Scan the material that follows. Copy every line containing the word "précédent".

* THE INPUT:
※
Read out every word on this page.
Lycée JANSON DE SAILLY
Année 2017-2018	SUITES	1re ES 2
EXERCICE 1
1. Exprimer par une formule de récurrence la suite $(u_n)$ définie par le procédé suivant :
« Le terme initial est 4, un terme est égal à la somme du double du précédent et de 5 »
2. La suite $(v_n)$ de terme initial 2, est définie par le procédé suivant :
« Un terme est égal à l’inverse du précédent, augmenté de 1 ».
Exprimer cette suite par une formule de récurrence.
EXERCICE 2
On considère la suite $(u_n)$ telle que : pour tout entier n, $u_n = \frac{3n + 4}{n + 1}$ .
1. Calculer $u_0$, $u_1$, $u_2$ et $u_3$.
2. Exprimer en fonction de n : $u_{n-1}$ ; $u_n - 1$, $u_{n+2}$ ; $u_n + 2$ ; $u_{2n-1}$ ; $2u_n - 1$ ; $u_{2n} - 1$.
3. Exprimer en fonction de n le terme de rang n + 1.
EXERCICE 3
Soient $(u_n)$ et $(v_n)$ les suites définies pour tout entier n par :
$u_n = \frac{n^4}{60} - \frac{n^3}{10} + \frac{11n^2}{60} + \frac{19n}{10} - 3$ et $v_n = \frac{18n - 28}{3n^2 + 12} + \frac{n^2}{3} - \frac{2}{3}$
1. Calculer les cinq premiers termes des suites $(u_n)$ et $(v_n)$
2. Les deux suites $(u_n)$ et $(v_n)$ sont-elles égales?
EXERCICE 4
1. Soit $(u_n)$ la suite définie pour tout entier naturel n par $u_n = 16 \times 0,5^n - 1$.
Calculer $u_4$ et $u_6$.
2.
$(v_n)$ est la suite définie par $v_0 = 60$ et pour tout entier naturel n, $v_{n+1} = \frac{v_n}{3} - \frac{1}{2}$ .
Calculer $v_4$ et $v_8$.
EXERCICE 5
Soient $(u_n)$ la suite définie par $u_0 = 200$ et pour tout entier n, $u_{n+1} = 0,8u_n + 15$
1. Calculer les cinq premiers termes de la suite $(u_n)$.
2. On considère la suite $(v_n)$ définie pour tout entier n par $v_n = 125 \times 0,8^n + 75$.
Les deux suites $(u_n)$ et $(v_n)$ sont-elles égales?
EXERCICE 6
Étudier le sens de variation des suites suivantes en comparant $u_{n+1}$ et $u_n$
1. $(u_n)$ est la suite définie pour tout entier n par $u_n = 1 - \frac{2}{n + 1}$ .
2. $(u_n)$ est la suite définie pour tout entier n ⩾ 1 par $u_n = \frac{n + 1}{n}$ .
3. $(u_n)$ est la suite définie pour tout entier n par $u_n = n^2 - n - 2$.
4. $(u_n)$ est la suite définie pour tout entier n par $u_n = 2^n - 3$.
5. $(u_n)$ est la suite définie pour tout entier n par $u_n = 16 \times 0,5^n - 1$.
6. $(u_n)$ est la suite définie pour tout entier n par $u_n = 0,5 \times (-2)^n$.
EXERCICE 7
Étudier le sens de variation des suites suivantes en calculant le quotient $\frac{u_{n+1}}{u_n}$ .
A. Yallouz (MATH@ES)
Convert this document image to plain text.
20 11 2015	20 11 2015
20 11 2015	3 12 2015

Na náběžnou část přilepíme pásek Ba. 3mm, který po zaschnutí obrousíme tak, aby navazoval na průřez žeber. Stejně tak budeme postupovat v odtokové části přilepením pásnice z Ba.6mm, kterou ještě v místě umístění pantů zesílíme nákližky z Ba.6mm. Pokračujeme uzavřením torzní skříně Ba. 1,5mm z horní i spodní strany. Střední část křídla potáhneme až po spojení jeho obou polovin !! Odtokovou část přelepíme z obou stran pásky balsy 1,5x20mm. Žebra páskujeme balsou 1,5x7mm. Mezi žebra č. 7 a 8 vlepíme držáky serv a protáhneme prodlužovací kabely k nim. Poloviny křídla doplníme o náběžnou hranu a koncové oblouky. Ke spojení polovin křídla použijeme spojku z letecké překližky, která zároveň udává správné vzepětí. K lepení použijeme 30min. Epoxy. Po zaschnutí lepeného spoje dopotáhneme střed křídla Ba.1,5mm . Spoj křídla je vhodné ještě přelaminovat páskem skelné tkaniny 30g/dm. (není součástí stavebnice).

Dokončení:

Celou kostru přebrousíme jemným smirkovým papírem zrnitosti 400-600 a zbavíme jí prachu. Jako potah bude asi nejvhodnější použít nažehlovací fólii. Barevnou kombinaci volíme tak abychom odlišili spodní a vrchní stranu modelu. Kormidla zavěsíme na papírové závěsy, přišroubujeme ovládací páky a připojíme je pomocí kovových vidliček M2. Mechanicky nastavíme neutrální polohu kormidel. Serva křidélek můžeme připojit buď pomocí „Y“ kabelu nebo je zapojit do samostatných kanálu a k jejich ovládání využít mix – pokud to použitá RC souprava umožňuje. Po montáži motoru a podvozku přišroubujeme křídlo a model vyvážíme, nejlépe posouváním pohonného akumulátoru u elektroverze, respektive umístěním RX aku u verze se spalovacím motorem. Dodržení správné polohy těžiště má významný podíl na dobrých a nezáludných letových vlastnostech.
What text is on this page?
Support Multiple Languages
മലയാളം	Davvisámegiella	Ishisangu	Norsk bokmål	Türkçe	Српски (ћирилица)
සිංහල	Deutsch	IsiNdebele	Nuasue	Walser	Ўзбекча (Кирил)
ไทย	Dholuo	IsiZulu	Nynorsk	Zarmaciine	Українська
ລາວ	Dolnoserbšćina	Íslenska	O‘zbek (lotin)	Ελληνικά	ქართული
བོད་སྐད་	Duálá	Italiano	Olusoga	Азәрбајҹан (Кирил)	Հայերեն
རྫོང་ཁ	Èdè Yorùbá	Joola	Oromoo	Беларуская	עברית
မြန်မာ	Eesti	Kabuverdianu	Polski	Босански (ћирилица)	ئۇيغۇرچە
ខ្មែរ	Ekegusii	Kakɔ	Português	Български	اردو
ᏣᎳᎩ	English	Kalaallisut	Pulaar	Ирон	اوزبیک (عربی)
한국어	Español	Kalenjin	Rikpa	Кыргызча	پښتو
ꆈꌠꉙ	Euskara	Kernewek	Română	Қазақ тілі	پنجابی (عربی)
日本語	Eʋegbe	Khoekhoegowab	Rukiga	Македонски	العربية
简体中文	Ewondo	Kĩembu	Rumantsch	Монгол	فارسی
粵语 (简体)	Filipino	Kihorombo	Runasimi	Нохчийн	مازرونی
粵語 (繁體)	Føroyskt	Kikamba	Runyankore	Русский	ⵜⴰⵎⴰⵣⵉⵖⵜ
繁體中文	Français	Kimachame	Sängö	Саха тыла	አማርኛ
※
* EXERCISE RESULT:
« Le terme initial est 4, un terme est égal à la somme du double du précédent et de 5 »
« Un terme est égal à l’inverse du précédent, augmenté de 1 ».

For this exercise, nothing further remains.